**Qué hacer**:
1 > Traduce al inglés esta oración del fragmento mostrado: «El primer bloque fue dedicado a su último material, incluyendo Tenochtitlán, Te juro que volveré y el single Obra de Dios, estrenado en febrero.»
2 > Enumera todos los géneros musicales que, según el fragmento mostrado, fueron asumidos «con personalidad e impronta».

El escenario despejado queda bajo el dominio de una gigantesca pantalla de fondo y la efigie gris de una mujer mayor con la cabeza entre los brazos, en un gesto que denota cansancio o pena, sugiriendo drama y lágrimas.
El show, que arrancó con un retraso de casi media ahora, tuvo como prólogo el trailer de la serie documental de Netflix Mon Laferte, te amo, programada para agosto.
“Y es hermoso que hoy soy otra mujer, y en diez años voy a ser otra mujer”, declara entre imágenes bucólicas, en tanto el tiempo le da la razón en términos artísticos. Autopoiética representa un cambio en su sonido y ángulo compositivo con link al presente y el futuro de tonalidades electrónicas, la bifurcación de un cancionero enraizado habitualmente en músicas latinoamericanas populares del siglo pasado, las numerosas formas adoptadas por el romanticismo hecho canción. Bolero, ranchera, cumbia, salsa, pop lacrimógeno y mambo, todos asumidos con personalidad e impronta.
El primer bloque fue dedicado a su último material, incluyendo Tenochtitlán, Te juro que volveré y el single Obra de Dios, estrenado en febrero. A partir de ese punto, el espectáculo viajó en reversa discográfica, aunque siempre intercalado de canciones de Autopoética, el álbum pivotal de la cita con 11 cortes.

**Material proporcionado**:
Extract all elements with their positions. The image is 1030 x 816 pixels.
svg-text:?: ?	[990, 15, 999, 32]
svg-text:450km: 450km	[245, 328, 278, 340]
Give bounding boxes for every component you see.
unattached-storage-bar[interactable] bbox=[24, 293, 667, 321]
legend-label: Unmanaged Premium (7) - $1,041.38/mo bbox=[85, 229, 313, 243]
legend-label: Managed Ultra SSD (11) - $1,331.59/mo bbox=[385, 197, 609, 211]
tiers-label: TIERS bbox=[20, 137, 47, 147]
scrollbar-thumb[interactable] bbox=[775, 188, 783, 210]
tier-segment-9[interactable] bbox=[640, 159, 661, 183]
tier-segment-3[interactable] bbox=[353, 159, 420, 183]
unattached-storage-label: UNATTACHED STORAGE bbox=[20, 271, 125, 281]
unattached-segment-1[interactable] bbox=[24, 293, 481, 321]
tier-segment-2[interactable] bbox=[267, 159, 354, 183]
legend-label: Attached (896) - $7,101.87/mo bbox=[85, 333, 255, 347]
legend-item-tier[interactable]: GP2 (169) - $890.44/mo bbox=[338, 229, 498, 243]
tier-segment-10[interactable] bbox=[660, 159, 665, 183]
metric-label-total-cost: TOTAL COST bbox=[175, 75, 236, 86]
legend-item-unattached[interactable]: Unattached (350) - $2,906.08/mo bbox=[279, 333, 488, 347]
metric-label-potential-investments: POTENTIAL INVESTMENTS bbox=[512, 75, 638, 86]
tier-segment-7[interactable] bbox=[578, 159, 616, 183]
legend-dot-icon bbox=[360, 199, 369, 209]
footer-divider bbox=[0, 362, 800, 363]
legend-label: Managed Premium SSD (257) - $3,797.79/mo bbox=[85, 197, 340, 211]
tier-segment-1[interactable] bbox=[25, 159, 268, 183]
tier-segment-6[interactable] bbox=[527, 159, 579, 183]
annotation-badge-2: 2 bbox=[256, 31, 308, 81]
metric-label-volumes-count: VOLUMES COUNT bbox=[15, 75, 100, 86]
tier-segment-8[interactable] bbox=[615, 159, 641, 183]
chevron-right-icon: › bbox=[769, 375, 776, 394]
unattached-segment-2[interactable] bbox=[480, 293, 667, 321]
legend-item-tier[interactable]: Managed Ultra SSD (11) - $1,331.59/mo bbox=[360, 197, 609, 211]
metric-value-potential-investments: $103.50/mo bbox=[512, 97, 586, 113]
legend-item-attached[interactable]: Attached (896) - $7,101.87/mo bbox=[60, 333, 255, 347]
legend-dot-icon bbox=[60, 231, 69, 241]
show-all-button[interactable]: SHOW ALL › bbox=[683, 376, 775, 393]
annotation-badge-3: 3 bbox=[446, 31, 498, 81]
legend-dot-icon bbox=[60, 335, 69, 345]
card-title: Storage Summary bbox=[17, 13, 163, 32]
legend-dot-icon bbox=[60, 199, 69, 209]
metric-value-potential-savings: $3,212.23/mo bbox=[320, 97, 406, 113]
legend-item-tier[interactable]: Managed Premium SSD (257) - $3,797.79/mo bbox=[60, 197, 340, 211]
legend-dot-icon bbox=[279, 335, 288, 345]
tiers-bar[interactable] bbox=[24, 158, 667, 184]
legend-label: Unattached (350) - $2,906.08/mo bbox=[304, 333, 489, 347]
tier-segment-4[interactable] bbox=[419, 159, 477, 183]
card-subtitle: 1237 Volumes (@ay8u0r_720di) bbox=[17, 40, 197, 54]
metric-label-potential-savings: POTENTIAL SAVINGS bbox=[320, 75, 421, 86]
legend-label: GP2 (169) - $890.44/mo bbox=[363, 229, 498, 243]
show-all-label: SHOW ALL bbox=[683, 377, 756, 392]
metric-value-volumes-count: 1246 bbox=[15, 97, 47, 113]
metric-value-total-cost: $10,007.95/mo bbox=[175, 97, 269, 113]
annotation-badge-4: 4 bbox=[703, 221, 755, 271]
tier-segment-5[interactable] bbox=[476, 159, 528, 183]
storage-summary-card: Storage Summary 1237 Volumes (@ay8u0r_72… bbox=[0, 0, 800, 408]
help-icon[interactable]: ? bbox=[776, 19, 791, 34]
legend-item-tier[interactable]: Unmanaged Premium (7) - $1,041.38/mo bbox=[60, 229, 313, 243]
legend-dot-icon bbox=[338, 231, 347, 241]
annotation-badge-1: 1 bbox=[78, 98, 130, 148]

**Soluciones por tarea**:
1 > The first set was devoted to her latest material, including Tenochtitlán, Te juro que volveré and the single Obra de Dios, released in February.

2 > Bolero, ranchera, cumbia, salsa, pop lacrimógeno y mambo.